+++ PROVIDED DATA +++

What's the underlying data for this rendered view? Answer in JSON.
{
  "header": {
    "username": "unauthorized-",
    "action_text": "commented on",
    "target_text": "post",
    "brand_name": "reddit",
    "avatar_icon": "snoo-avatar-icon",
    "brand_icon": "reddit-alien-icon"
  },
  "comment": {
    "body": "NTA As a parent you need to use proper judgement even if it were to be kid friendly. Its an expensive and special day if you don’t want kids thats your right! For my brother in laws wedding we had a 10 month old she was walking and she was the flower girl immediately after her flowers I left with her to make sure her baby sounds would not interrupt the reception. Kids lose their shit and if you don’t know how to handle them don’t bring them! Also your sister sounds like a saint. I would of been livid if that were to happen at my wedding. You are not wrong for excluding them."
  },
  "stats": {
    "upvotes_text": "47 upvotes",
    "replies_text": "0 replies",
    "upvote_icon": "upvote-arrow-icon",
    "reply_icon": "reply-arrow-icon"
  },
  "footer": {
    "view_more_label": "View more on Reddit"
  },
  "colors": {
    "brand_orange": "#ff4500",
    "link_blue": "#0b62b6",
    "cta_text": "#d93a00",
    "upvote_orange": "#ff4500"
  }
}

+++

REQUIREMENTS
Return each line of the data exactly as written above.

CORRECT RESULT
What's the underlying data for this rendered view? Answer in JSON.
{
  "header": {
    "username": "unauthorized-",
    "action_text": "commented on",
    "target_text": "post",
    "brand_name": "reddit",
    "avatar_icon": "snoo-avatar-icon",
    "brand_icon": "reddit-alien-icon"
  },
  "comment": {
    "body": "NTA As a parent you need to use proper judgement even if it were to be kid friendly. Its an expensive and special day if you don’t want kids thats your right! For my brother in laws wedding we had a 10 month old she was walking and she was the flower girl immediately after her flowers I left with her to make sure her baby sounds would not interrupt the reception. Kids lose their shit and if you don’t know how to handle them don’t bring them! Also your sister sounds like a saint. I would of been livid if that were to happen at my wedding. You are not wrong for excluding them."
  },
  "stats": {
    "upvotes_text": "47 upvotes",
    "replies_text": "0 replies",
    "upvote_icon": "upvote-arrow-icon",
    "reply_icon": "reply-arrow-icon"
  },
  "footer": {
    "view_more_label": "View more on Reddit"
  },
  "colors": {
    "brand_orange": "#ff4500",
    "link_blue": "#0b62b6",
    "cta_text": "#d93a00",
    "upvote_orange": "#ff4500"
  }
}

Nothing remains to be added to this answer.